* Task description
Report every line of the records that contains the string "text".

**** Task material

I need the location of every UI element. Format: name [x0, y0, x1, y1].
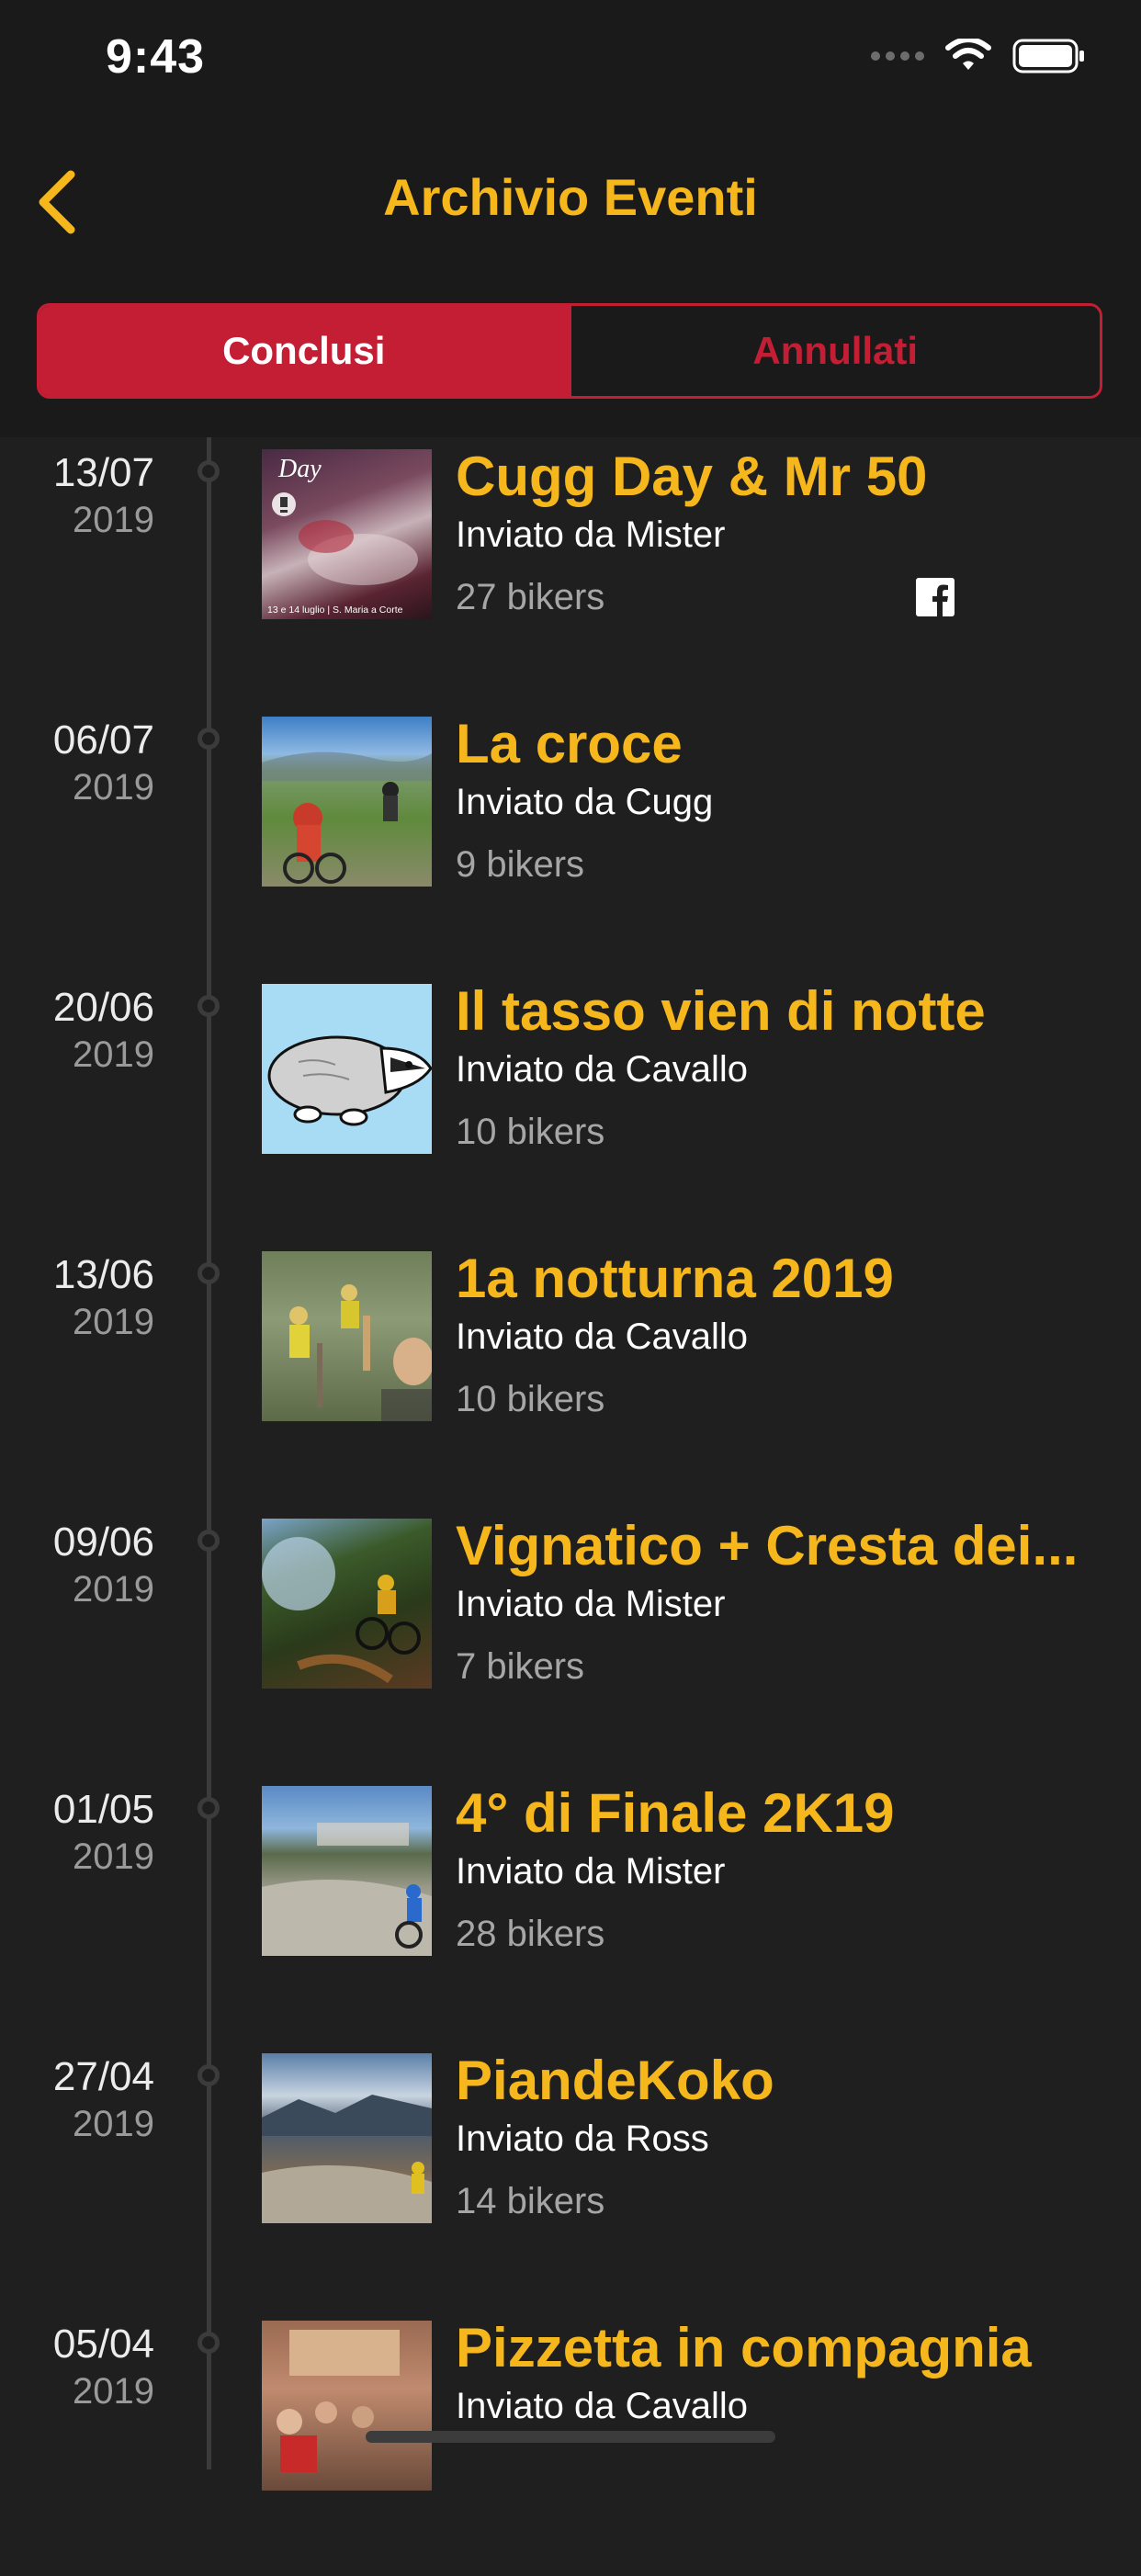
event-thumbnail: [262, 984, 432, 1154]
event-title: La croce: [456, 713, 683, 774]
event-row[interactable]: 13/06 2019 1a notturna 2019 Inviato da C…: [0, 1239, 1141, 1507]
event-year: 2019: [73, 1034, 154, 1075]
home-indicator: [366, 2431, 775, 2443]
status-icons: [871, 39, 1086, 73]
timeline-dot: [198, 1797, 220, 1819]
event-title: Pizzetta in compagnia: [456, 2317, 1032, 2378]
event-row[interactable]: 13/07 2019 Day 13 e 14 luglio | S. Maria…: [0, 437, 1141, 705]
event-bikers: 10 bikers: [456, 1379, 605, 1419]
timeline-dot: [198, 1530, 220, 1552]
event-author: Inviato da Cavallo: [456, 1049, 748, 1090]
event-author: Inviato da Cavallo: [456, 2386, 748, 2426]
event-year: 2019: [73, 2104, 154, 2144]
top-bar: 9:43 Archivio Eventi Conclusi Annullati: [0, 0, 1141, 437]
event-year: 2019: [73, 767, 154, 808]
timeline-dot: [198, 728, 220, 750]
event-date: 20/06: [52, 985, 154, 1030]
event-year: 2019: [73, 1836, 154, 1877]
timeline-dot: [198, 2332, 220, 2354]
event-thumbnail: [262, 1251, 432, 1421]
event-date: 01/05: [52, 1787, 154, 1832]
event-year: 2019: [73, 1569, 154, 1610]
event-date: 06/07: [52, 717, 154, 763]
wifi-icon: [945, 39, 991, 70]
page-title: Archivio Eventi: [383, 168, 758, 226]
event-date: 27/04: [52, 2054, 154, 2099]
event-author: Inviato da Cugg: [456, 782, 714, 822]
event-row[interactable]: 27/04 2019 PiandeKoko Inviato da Ross 14…: [0, 2041, 1141, 2309]
event-row[interactable]: 09/06 2019 Vignatico + Cresta dei... Inv…: [0, 1507, 1141, 1774]
event-author: Inviato da Mister: [456, 1584, 726, 1624]
event-thumbnail: [262, 1519, 432, 1689]
event-bikers: 27 bikers: [456, 577, 605, 617]
timeline-dot: [198, 1262, 220, 1284]
event-date: 13/07: [52, 450, 154, 495]
event-year: 2019: [73, 1302, 154, 1342]
event-bikers: 14 bikers: [456, 2181, 605, 2221]
event-thumbnail: [262, 2053, 432, 2223]
event-author: Inviato da Mister: [456, 514, 726, 555]
event-author: Inviato da Mister: [456, 1851, 726, 1892]
event-title: Vignatico + Cresta dei...: [456, 1515, 1079, 1576]
timeline-dot: [198, 2064, 220, 2086]
event-title: Il tasso vien di notte: [456, 980, 986, 1042]
battery-icon: [1012, 39, 1084, 73]
event-year: 2019: [73, 2371, 154, 2412]
event-date: 09/06: [52, 1520, 154, 1565]
event-bikers: 10 bikers: [456, 1112, 605, 1152]
event-row[interactable]: 20/06 2019 Il tasso vien di notte Inviat…: [0, 972, 1141, 1239]
event-author: Inviato da Ross: [456, 2118, 709, 2159]
tab-conclusi[interactable]: Conclusi: [40, 306, 569, 396]
event-row[interactable]: 06/07 2019 La croce Inviato da Cugg 9 bi…: [0, 705, 1141, 972]
event-thumbnail: [262, 2321, 432, 2491]
navigation-bar: Archivio Eventi: [0, 156, 1141, 243]
event-thumbnail: [262, 1786, 432, 1956]
event-thumbnail: Day 13 e 14 luglio | S. Maria a Corte: [262, 449, 432, 619]
event-year: 2019: [73, 500, 154, 540]
event-title: PiandeKoko: [456, 2050, 774, 2111]
thumb-caption-text: 13 e 14 luglio | S. Maria a Corte: [267, 604, 403, 616]
facebook-icon[interactable]: [916, 578, 955, 616]
event-author: Inviato da Cavallo: [456, 1316, 748, 1357]
event-title: 1a notturna 2019: [456, 1248, 894, 1309]
event-bikers: 28 bikers: [456, 1914, 605, 1954]
status-time: 9:43: [106, 30, 206, 84]
signal-icon: [871, 51, 924, 61]
event-row[interactable]: 01/05 2019 4° di Finale 2K19 Inviato da …: [0, 1774, 1141, 2041]
event-thumbnail: [262, 717, 432, 887]
thumb-overlay-text: Day: [277, 455, 322, 483]
event-bikers: 9 bikers: [456, 844, 585, 885]
event-bikers: 7 bikers: [456, 1646, 585, 1687]
segmented-control: Conclusi Annullati: [37, 303, 1102, 399]
event-date: 13/06: [52, 1252, 154, 1297]
tab-annullati[interactable]: Annullati: [568, 306, 1100, 396]
event-date: 05/04: [52, 2322, 154, 2367]
event-title: Cugg Day & Mr 50: [456, 446, 928, 507]
event-title: 4° di Finale 2K19: [456, 1782, 895, 1844]
timeline-dot: [198, 460, 220, 482]
timeline-dot: [198, 995, 220, 1017]
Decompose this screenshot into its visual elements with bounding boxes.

********

* Correct output
thumb-caption-text: 13 e 14 luglio | S. Maria a Corte: [267, 604, 403, 616]
thumb-overlay-text: Day: [277, 455, 322, 483]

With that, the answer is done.